## Task input

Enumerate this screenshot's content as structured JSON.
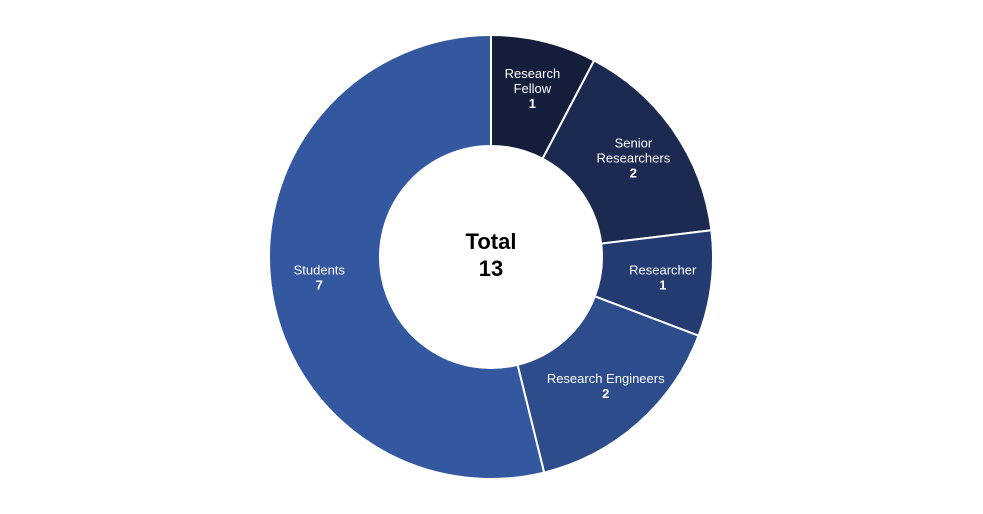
{
  "chart_data": {
    "type": "pie",
    "style": "donut",
    "center_label": "Total",
    "center_value": "13",
    "slices": [
      {
        "label": [
          "Research",
          "Fellow"
        ],
        "value": 1,
        "color": "#141e3a"
      },
      {
        "label": [
          "Senior",
          "Researchers"
        ],
        "value": 2,
        "color": "#1c2a52"
      },
      {
        "label": [
          "Researcher"
        ],
        "value": 1,
        "color": "#243b72"
      },
      {
        "label": [
          "Research Engineers"
        ],
        "value": 2,
        "color": "#2c4c8c"
      },
      {
        "label": [
          "Students"
        ],
        "value": 7,
        "color": "#3458a0"
      }
    ]
  }
}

## Task requirements
Copy out all the data without changing anything, and drop the pictures.

## Full output
Enumerate this screenshot's content as structured JSON.
{
  "chart_data": {
    "type": "pie",
    "style": "donut",
    "center_label": "Total",
    "center_value": "13",
    "slices": [
      {
        "label": [
          "Research",
          "Fellow"
        ],
        "value": 1,
        "color": "#141e3a"
      },
      {
        "label": [
          "Senior",
          "Researchers"
        ],
        "value": 2,
        "color": "#1c2a52"
      },
      {
        "label": [
          "Researcher"
        ],
        "value": 1,
        "color": "#243b72"
      },
      {
        "label": [
          "Research Engineers"
        ],
        "value": 2,
        "color": "#2c4c8c"
      },
      {
        "label": [
          "Students"
        ],
        "value": 7,
        "color": "#3458a0"
      }
    ]
  }
}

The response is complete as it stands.